__TASK INSTRUCTIONS__.
Records follow. Copy every line with "total".

[Stored data]
_ _ _ _ _
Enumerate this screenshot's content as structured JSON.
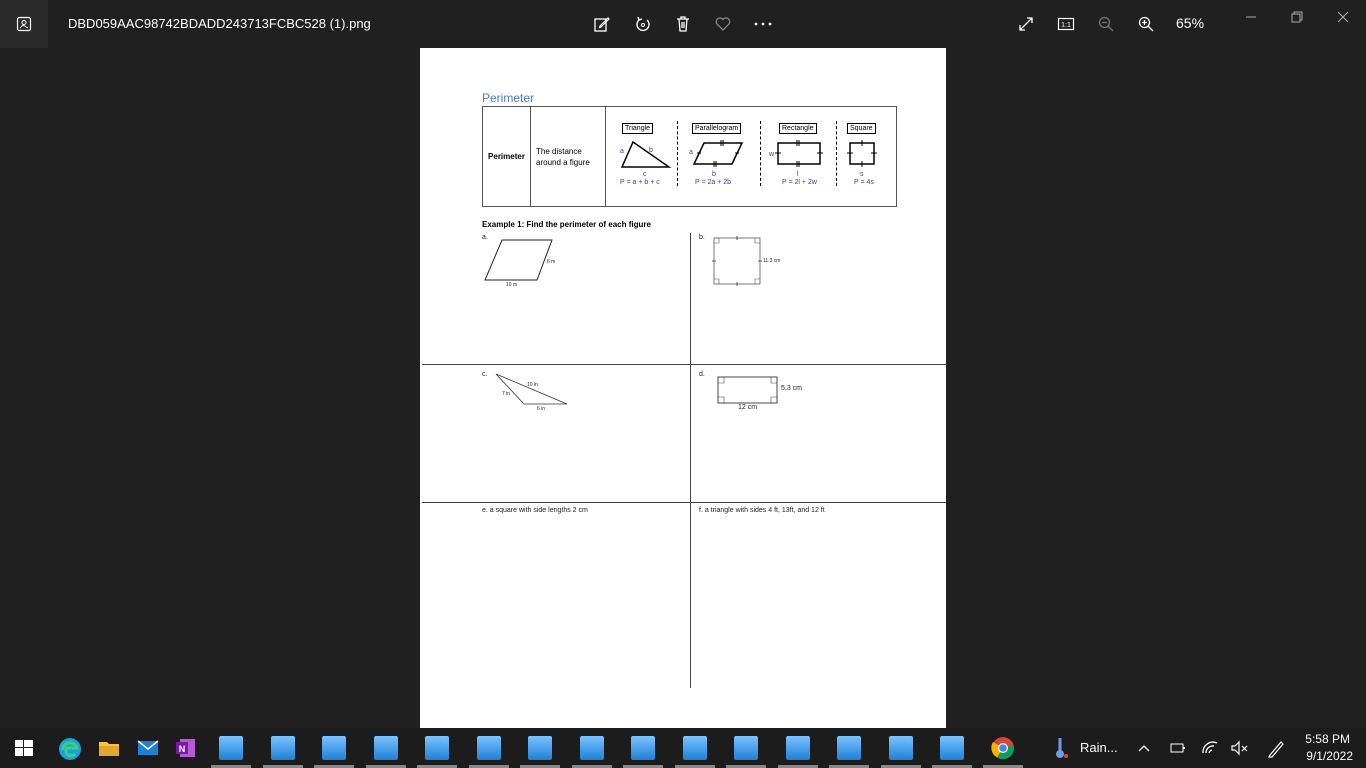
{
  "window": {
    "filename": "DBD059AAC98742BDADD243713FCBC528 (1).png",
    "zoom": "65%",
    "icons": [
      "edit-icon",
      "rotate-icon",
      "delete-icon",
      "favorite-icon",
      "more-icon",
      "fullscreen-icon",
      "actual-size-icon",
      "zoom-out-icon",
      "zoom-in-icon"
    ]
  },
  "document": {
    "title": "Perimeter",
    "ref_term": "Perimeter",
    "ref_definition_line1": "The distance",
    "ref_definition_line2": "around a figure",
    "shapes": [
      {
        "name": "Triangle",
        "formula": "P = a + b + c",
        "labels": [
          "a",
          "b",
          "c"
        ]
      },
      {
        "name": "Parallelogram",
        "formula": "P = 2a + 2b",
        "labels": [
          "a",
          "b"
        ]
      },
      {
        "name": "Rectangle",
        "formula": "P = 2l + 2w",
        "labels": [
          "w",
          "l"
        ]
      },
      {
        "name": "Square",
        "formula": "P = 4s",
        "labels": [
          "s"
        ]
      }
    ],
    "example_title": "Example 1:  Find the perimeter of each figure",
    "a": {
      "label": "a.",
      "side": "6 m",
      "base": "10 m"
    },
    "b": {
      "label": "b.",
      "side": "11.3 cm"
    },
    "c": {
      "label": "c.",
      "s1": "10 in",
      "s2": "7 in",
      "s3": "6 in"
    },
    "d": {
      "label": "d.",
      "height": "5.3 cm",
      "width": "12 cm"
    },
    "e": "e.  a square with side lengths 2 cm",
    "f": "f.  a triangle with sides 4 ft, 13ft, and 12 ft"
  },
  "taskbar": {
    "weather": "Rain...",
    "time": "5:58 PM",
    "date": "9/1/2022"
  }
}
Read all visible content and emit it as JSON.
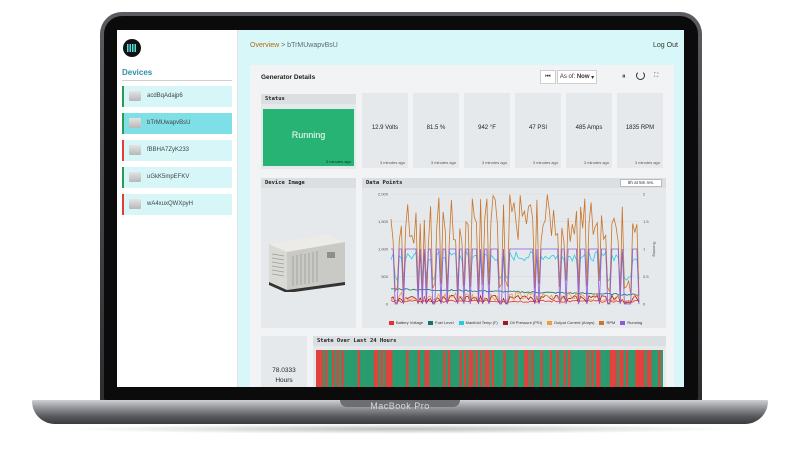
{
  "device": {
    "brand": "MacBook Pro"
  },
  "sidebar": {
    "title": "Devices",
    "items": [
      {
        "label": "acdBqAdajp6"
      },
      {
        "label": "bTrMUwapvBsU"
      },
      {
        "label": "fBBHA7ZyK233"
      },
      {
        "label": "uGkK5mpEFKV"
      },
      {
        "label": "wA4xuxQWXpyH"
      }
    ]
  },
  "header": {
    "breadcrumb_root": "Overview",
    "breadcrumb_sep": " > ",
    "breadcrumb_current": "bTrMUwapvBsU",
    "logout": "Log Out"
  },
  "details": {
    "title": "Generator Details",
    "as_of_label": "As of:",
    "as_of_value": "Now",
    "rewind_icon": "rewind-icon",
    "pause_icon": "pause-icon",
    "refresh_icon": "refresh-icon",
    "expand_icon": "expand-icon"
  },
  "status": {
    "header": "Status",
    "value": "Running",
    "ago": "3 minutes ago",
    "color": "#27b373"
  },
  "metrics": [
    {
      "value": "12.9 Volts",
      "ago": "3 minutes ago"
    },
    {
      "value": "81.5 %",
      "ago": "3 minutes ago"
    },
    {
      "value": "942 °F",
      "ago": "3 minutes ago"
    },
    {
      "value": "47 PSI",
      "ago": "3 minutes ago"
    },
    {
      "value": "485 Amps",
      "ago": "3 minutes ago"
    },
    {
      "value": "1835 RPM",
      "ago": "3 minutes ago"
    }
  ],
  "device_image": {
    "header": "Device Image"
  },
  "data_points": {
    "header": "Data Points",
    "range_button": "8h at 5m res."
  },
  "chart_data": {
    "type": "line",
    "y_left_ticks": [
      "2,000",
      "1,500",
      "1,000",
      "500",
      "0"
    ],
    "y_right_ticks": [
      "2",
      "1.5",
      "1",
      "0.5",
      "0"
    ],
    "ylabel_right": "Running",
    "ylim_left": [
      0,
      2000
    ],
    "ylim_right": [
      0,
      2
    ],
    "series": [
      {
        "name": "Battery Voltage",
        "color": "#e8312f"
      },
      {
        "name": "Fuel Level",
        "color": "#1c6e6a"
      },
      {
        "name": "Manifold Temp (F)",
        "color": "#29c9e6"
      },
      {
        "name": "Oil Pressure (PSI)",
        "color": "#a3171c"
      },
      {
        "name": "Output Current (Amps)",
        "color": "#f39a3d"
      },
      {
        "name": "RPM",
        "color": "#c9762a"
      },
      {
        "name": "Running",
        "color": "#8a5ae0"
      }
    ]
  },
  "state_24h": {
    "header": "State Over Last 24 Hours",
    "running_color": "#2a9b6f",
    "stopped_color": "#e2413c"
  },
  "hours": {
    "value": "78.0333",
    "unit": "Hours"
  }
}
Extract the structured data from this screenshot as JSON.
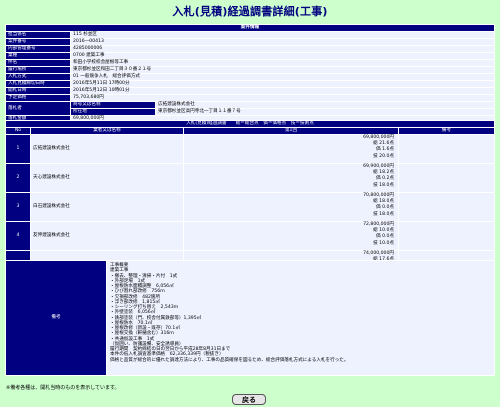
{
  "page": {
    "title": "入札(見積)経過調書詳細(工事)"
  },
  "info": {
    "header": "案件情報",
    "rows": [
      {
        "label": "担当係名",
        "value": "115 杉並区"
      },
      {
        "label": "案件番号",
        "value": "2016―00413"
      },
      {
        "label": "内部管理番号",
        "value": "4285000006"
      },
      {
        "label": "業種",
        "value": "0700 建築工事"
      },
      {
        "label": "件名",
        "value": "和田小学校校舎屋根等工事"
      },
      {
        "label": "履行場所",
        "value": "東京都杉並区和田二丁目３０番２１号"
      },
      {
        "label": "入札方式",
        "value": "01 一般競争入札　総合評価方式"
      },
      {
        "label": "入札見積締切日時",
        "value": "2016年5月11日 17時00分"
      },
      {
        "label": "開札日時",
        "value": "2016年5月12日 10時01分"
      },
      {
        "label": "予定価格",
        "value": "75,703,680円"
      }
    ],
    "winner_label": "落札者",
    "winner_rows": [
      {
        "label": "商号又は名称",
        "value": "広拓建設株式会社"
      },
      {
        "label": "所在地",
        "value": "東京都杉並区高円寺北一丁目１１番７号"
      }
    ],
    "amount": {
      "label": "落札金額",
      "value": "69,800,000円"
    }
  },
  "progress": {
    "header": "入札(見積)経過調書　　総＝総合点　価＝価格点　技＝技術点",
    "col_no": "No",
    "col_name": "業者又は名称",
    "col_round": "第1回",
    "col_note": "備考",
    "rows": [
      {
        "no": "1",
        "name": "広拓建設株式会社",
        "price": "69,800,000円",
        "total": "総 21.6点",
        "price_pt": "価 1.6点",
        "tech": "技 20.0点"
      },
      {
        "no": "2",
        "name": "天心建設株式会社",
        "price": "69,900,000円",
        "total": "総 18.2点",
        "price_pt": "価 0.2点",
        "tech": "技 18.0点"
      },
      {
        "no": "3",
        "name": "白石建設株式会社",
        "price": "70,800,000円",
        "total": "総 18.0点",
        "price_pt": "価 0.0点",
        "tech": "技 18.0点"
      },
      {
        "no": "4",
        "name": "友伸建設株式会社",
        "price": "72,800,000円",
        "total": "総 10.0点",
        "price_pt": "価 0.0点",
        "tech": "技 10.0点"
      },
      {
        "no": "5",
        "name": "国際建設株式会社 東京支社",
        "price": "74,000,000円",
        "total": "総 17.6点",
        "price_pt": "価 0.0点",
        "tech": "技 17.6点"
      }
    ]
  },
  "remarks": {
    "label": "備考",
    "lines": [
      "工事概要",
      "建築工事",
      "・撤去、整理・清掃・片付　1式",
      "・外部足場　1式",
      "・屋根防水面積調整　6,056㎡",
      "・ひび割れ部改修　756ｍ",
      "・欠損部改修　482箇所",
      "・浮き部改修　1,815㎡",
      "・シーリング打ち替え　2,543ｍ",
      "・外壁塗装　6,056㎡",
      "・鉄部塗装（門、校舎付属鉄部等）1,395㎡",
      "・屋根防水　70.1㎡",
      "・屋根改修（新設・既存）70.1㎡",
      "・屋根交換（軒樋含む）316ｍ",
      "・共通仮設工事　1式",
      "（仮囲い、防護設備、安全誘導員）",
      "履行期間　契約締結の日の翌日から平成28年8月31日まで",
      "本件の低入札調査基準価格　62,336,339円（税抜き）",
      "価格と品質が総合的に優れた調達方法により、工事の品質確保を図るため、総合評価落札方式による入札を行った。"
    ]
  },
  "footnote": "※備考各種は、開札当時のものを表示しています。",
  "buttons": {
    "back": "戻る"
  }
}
_ _ _ _ _
__TASK ANSWER__.
        "total": "総 21.6点",
        "total": "総 18.2点",
        "total": "総 18.0点",
        "total": "総 10.0点",
        "total": "総 17.6点",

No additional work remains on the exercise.